— Begin —

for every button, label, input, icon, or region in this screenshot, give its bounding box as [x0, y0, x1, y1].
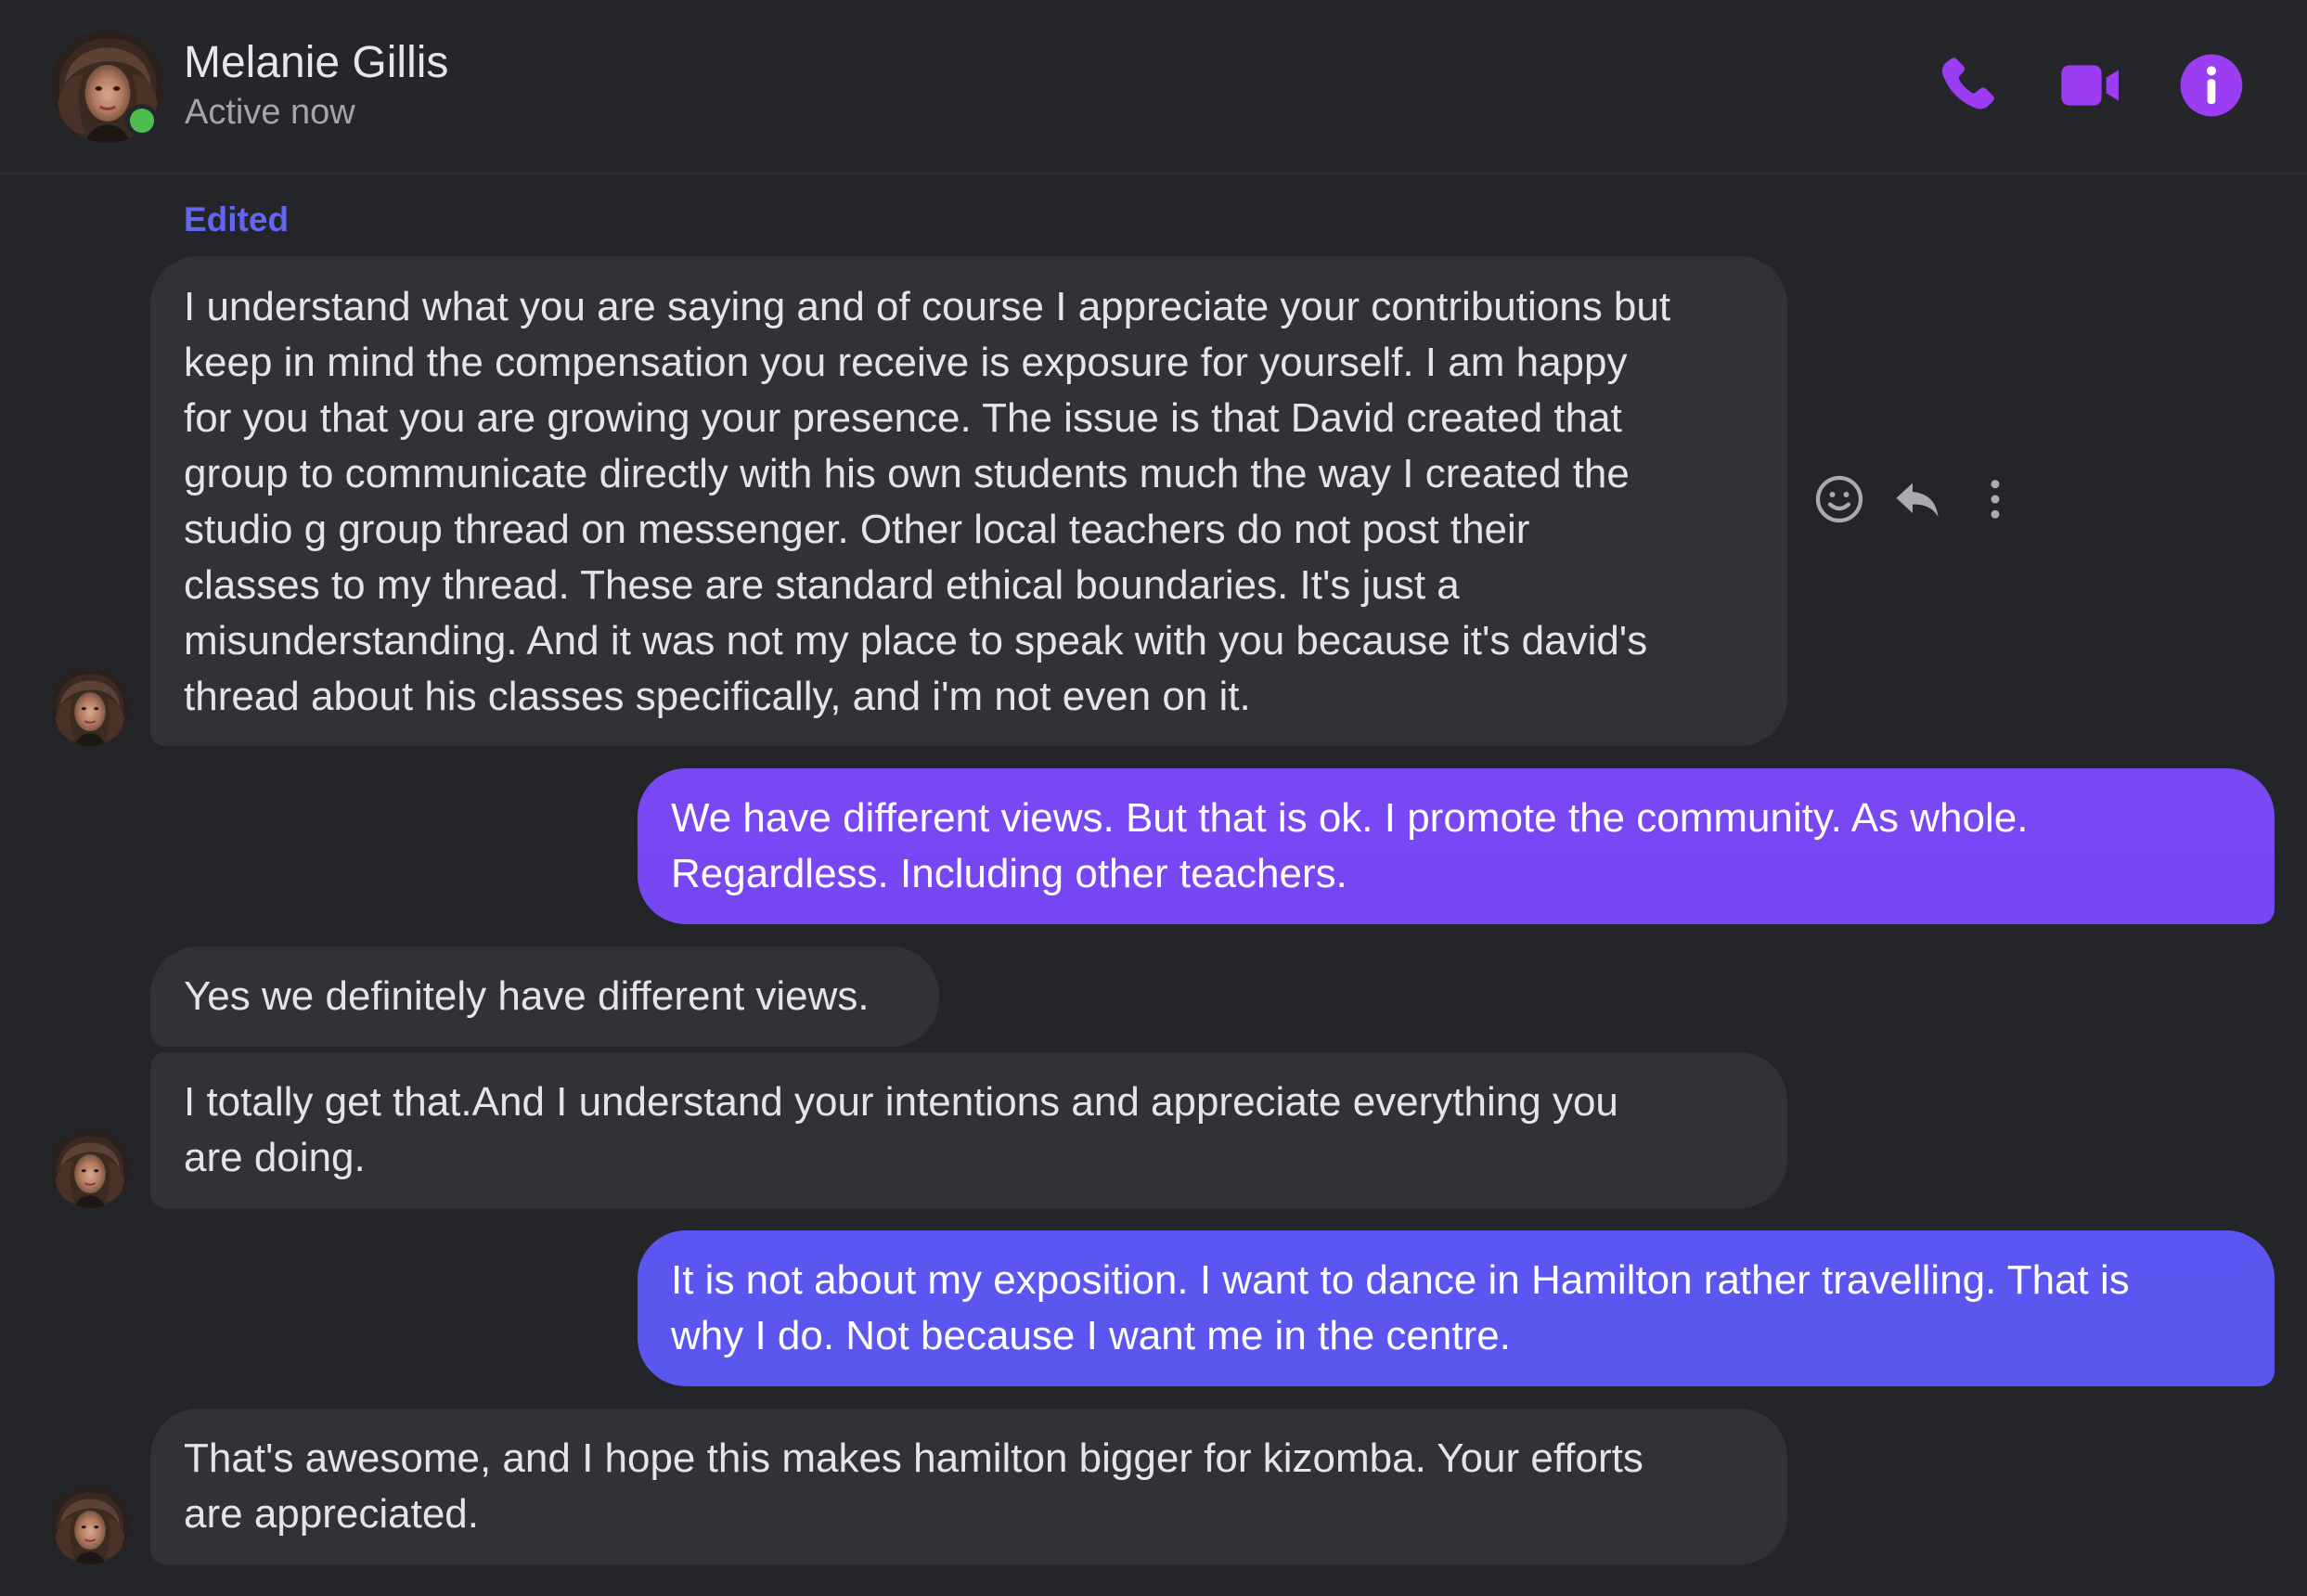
info-icon[interactable] [2174, 48, 2249, 122]
incoming-message-bubble[interactable]: I totally get that.And I understand your… [150, 1052, 1787, 1208]
video-camera-icon-graphic [2061, 65, 2119, 106]
info-icon-graphic [2180, 54, 2243, 117]
sender-avatar[interactable] [51, 668, 129, 746]
sender-avatar[interactable] [51, 1130, 129, 1208]
conversation-header: Melanie Gillis Active now [0, 0, 2307, 174]
avatar-image [51, 668, 129, 746]
online-status-dot [125, 104, 159, 137]
incoming-message-bubble[interactable]: Yes we definitely have different views. [150, 946, 939, 1047]
emoji-react-icon[interactable] [1811, 471, 1867, 527]
chat-window: Melanie Gillis Active now Edited I under… [0, 0, 2307, 1596]
more-options-icon-graphic [1991, 480, 2000, 519]
incoming-message-bubble[interactable]: I understand what you are saying and of … [150, 256, 1787, 746]
video-camera-icon[interactable] [2054, 48, 2128, 122]
outgoing-message-bubble[interactable]: We have different views. But that is ok.… [638, 768, 2275, 924]
reply-icon-graphic [1896, 483, 1939, 517]
avatar-image [51, 1130, 129, 1208]
incoming-message-bubble[interactable]: That's awesome, and I hope this makes ha… [150, 1409, 1787, 1564]
phone-icon-graphic [1941, 58, 1994, 109]
more-options-icon[interactable] [1967, 471, 2023, 527]
phone-icon[interactable] [1930, 48, 2004, 122]
avatar-image [51, 1487, 129, 1564]
edited-label: Edited [184, 200, 290, 238]
contact-status: Active now [185, 93, 355, 132]
outgoing-message-bubble[interactable]: It is not about my exposition. I want to… [638, 1230, 2275, 1386]
contact-name[interactable]: Melanie Gillis [184, 37, 448, 88]
sender-avatar[interactable] [51, 1487, 129, 1564]
contact-avatar[interactable] [51, 30, 164, 143]
reply-icon[interactable] [1889, 471, 1945, 527]
emoji-react-icon-graphic [1815, 475, 1863, 523]
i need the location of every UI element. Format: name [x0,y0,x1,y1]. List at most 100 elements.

— End —

DIRECTIONS:
Reproduce every item above line for line, character for character, but omit the pictures.

THE COMPLETED TASK:
for every button, label, input, icon, or region in this screenshot, give its bounding box as [x0, y0, x1, y1].
info-icon[interactable] [2174, 48, 2249, 122]
incoming-message-bubble[interactable]: I totally get that.And I understand your… [150, 1052, 1787, 1208]
video-camera-icon-graphic [2061, 65, 2119, 106]
info-icon-graphic [2180, 54, 2243, 117]
sender-avatar[interactable] [51, 668, 129, 746]
sender-avatar[interactable] [51, 1130, 129, 1208]
conversation-header: Melanie Gillis Active now [0, 0, 2307, 174]
avatar-image [51, 668, 129, 746]
online-status-dot [125, 104, 159, 137]
incoming-message-bubble[interactable]: Yes we definitely have different views. [150, 946, 939, 1047]
emoji-react-icon[interactable] [1811, 471, 1867, 527]
chat-window: Melanie Gillis Active now Edited I under… [0, 0, 2307, 1596]
more-options-icon-graphic [1991, 480, 2000, 519]
incoming-message-bubble[interactable]: I understand what you are saying and of … [150, 256, 1787, 746]
video-camera-icon[interactable] [2054, 48, 2128, 122]
outgoing-message-bubble[interactable]: We have different views. But that is ok.… [638, 768, 2275, 924]
reply-icon-graphic [1896, 483, 1939, 517]
avatar-image [51, 1130, 129, 1208]
incoming-message-bubble[interactable]: That's awesome, and I hope this makes ha… [150, 1409, 1787, 1564]
phone-icon-graphic [1941, 58, 1994, 109]
more-options-icon[interactable] [1967, 471, 2023, 527]
phone-icon[interactable] [1930, 48, 2004, 122]
avatar-image [51, 1487, 129, 1564]
edited-label: Edited [184, 200, 290, 238]
contact-status: Active now [185, 93, 355, 132]
outgoing-message-bubble[interactable]: It is not about my exposition. I want to… [638, 1230, 2275, 1386]
contact-name[interactable]: Melanie Gillis [184, 37, 448, 88]
sender-avatar[interactable] [51, 1487, 129, 1564]
contact-avatar[interactable] [51, 30, 164, 143]
reply-icon[interactable] [1889, 471, 1945, 527]
emoji-react-icon-graphic [1815, 475, 1863, 523]
i need the location of every UI element. Format: name [x0,y0,x1,y1]. List at most 100 elements.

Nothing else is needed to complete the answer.